## Work instructions
Search the data for the string "spaces" and extract every line where it appears.

◇ ◇ ◇ ◇ ◇ ◇ ◇

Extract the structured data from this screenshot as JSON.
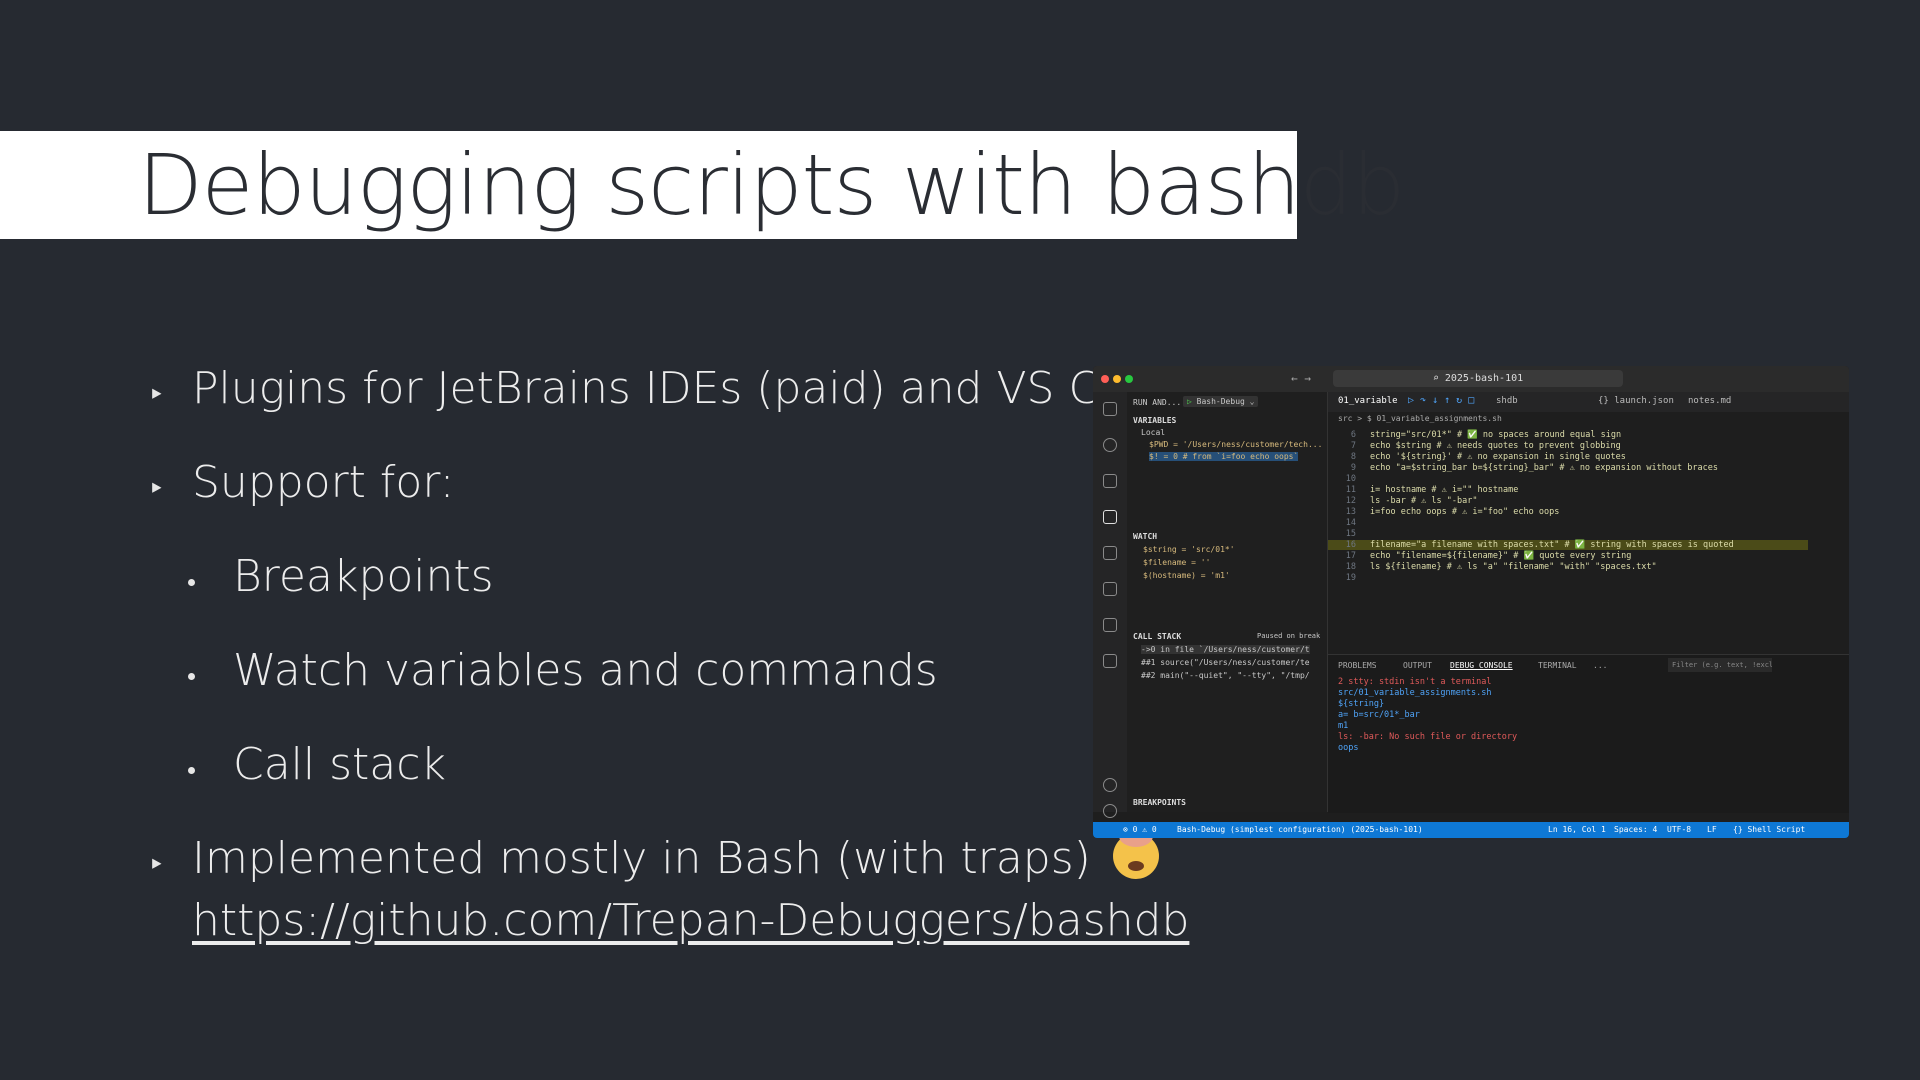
{
  "slide": {
    "title": "Debugging scripts with bashdb",
    "bullets": [
      "Plugins for JetBrains IDEs (paid) and VS Code",
      "Support for:",
      "Breakpoints",
      "Watch variables and commands",
      "Call stack",
      "Implemented mostly in Bash (with traps)",
      "https://github.com/Trepan-Debuggers/bashdb"
    ],
    "emoji": "exploding-head-emoji"
  },
  "vscode": {
    "search": "2025-bash-101",
    "sidebar": {
      "header": "RUN AND...",
      "config": "Bash-Debug",
      "variables_title": "VARIABLES",
      "local": "Local",
      "vars": [
        "$PWD = '/Users/ness/customer/tech...",
        "$! = 0 # from `i=foo echo oops`"
      ],
      "watch_title": "WATCH",
      "watch": [
        "$string = 'src/01*'",
        "$filename = ''",
        "$(hostname) = 'm1'"
      ],
      "callstack_title": "CALL STACK",
      "callstack_status": "Paused on break",
      "frames": [
        "->0 in file `/Users/ness/customer/t",
        "##1 source(\"/Users/ness/customer/te",
        "##2 main(\"--quiet\", \"--tty\", \"/tmp/"
      ],
      "breakpoints_title": "BREAKPOINTS"
    },
    "tabs": [
      "01_variable",
      "shdb",
      "{} launch.json",
      "notes.md"
    ],
    "breadcrumb": "src > $ 01_variable_assignments.sh",
    "code": [
      {
        "n": "6",
        "t": "string=\"src/01*\" # ✅ no spaces around equal sign"
      },
      {
        "n": "7",
        "t": "echo $string # ⚠ needs quotes to prevent globbing"
      },
      {
        "n": "8",
        "t": "echo '${string}' # ⚠ no expansion in single quotes"
      },
      {
        "n": "9",
        "t": "echo \"a=$string_bar b=${string}_bar\"  # ⚠ no expansion without braces"
      },
      {
        "n": "10",
        "t": ""
      },
      {
        "n": "11",
        "t": "i= hostname # ⚠ i=\"\" hostname"
      },
      {
        "n": "12",
        "t": "ls -bar # ⚠ ls \"-bar\""
      },
      {
        "n": "13",
        "t": "i=foo echo oops # ⚠ i=\"foo\" echo oops"
      },
      {
        "n": "14",
        "t": ""
      },
      {
        "n": "15",
        "t": ""
      },
      {
        "n": "16",
        "t": "filename=\"a filename with spaces.txt\" # ✅ string with spaces is quoted"
      },
      {
        "n": "17",
        "t": "echo \"filename=${filename}\" # ✅ quote every string"
      },
      {
        "n": "18",
        "t": "ls ${filename} # ⚠ ls \"a\" \"filename\" \"with\" \"spaces.txt\""
      },
      {
        "n": "19",
        "t": ""
      }
    ],
    "panel_tabs": [
      "PROBLEMS",
      "OUTPUT",
      "DEBUG CONSOLE",
      "TERMINAL",
      "..."
    ],
    "filter_placeholder": "Filter (e.g. text, !exclu...",
    "console": [
      {
        "t": "2 stty: stdin isn't a terminal",
        "c": "#e05a5a"
      },
      {
        "t": "src/01_variable_assignments.sh",
        "c": "#4fa3f7"
      },
      {
        "t": "${string}",
        "c": "#4fa3f7"
      },
      {
        "t": "a= b=src/01*_bar",
        "c": "#4fa3f7"
      },
      {
        "t": "m1",
        "c": "#4fa3f7"
      },
      {
        "t": "ls: -bar: No such file or directory",
        "c": "#e05a5a"
      },
      {
        "t": "oops",
        "c": "#4fa3f7"
      }
    ],
    "status": {
      "problems": "⊗ 0 ⚠ 0",
      "debug": "Bash-Debug (simplest configuration) (2025-bash-101)",
      "position": "Ln 16, Col 1",
      "spaces": "Spaces: 4",
      "encoding": "UTF-8",
      "eol": "LF",
      "lang": "{} Shell Script"
    }
  }
}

◇ ◇ ◇ ◇ ◇ ◇ ◇

## Answer in full
        "t": "string=\"src/01*\" # ✅ no spaces around equal sign"
        "t": "filename=\"a filename with spaces.txt\" # ✅ string with spaces is quoted"
        "t": "ls ${filename} # ⚠ ls \"a\" \"filename\" \"with\" \"spaces.txt\""
      "spaces": "Spaces: 4",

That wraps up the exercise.